Information provided:
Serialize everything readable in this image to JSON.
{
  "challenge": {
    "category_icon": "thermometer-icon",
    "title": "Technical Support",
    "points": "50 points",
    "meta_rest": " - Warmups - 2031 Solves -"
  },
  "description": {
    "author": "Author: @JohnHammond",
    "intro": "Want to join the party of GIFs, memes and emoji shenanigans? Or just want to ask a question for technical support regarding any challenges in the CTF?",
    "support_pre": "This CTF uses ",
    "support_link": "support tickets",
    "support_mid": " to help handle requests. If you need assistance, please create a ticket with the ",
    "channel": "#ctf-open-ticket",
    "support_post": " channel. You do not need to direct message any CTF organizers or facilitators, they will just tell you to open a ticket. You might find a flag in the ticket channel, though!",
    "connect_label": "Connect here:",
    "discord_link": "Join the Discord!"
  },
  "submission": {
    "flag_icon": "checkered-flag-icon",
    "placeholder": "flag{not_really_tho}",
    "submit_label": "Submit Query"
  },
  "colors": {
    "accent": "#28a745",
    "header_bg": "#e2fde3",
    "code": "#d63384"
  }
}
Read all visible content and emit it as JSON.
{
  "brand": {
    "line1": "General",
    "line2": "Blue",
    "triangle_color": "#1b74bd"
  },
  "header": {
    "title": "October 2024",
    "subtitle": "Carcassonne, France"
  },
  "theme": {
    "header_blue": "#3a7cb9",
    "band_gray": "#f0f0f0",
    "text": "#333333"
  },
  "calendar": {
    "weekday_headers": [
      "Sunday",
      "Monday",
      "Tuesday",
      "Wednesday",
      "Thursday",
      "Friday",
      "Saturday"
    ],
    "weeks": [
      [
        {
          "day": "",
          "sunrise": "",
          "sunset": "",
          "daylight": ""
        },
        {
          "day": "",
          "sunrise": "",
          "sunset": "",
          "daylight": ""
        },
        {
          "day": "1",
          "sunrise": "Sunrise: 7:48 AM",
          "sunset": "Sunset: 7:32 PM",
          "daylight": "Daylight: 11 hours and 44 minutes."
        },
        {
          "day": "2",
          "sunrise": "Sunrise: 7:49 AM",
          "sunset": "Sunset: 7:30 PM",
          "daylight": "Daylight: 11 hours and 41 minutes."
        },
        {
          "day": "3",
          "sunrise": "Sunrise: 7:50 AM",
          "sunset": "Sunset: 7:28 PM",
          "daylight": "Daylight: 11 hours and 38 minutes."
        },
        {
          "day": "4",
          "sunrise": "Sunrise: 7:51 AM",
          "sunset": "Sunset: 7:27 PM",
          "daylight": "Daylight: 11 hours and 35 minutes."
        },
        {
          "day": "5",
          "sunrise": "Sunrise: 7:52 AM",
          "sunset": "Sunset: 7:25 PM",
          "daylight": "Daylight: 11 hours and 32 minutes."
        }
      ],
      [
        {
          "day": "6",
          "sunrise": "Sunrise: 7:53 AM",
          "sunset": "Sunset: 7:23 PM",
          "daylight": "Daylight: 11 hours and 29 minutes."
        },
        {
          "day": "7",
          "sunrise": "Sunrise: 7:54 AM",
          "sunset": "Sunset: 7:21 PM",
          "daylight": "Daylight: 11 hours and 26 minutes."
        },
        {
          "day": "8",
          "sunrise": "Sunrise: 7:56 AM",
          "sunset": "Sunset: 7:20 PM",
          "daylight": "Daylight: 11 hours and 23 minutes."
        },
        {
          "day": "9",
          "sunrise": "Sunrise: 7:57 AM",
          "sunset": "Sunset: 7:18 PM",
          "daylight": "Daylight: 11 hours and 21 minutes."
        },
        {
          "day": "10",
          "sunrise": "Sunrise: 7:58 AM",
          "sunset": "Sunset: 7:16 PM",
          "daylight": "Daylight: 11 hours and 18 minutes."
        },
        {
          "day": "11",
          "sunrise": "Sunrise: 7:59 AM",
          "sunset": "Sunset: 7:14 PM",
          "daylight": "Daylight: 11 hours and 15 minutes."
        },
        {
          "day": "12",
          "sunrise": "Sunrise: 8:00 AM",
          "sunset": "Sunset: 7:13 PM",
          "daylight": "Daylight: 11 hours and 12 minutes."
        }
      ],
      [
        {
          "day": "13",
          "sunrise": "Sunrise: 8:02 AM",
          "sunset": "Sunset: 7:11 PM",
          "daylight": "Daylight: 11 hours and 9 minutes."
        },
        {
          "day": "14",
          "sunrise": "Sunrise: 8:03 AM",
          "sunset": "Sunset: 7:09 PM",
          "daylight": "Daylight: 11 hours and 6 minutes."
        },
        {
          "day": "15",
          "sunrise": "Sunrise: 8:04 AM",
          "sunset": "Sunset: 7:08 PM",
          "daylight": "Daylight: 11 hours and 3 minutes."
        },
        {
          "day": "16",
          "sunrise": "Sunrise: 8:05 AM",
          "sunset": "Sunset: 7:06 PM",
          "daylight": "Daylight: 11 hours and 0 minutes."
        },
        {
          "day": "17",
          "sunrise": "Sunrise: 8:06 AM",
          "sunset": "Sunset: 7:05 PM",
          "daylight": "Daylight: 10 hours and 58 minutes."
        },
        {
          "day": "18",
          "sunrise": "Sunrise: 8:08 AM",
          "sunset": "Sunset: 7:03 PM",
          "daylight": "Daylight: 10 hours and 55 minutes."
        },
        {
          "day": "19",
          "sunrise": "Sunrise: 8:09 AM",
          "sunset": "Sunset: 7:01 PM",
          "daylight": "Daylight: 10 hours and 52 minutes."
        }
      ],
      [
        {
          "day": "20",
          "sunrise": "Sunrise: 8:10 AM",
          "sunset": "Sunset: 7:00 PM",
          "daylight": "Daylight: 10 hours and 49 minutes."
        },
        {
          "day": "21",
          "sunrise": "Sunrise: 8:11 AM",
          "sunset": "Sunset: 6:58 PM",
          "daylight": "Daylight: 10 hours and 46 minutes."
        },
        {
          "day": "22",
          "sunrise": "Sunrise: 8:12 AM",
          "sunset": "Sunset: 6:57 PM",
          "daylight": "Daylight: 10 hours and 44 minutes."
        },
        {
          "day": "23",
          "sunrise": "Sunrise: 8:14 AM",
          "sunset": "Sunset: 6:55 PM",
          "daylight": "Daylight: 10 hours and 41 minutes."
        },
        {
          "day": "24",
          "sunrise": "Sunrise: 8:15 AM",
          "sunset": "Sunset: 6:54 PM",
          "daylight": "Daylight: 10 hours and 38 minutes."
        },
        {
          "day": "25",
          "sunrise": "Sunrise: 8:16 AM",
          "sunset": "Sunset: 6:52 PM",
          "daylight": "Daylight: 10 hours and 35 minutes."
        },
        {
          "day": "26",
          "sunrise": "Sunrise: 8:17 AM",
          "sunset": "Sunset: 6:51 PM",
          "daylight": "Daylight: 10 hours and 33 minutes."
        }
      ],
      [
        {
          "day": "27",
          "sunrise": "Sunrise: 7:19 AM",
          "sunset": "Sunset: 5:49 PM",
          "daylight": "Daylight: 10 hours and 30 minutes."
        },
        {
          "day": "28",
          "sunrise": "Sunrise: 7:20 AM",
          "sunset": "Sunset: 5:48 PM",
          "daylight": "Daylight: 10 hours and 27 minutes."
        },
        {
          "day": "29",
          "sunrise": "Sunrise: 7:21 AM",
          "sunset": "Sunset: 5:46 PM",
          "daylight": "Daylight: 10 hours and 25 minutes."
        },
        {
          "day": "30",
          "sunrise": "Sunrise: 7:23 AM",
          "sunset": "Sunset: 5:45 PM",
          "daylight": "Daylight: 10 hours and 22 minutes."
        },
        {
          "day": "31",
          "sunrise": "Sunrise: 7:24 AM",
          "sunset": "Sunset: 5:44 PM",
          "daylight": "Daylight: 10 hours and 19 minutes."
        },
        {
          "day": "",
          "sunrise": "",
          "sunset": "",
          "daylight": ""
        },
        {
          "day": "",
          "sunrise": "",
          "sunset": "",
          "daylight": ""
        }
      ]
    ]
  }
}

Objective: Each line in the listing above that contains "flag" should be copied.

Solution:
    "support_post": " channel. You do not need to direct message any CTF organizers or facilitators, they will just tell you to open a ticket. You might find a flag in the ticket channel, though!",
    "flag_icon": "checkered-flag-icon",
    "placeholder": "flag{not_really_tho}",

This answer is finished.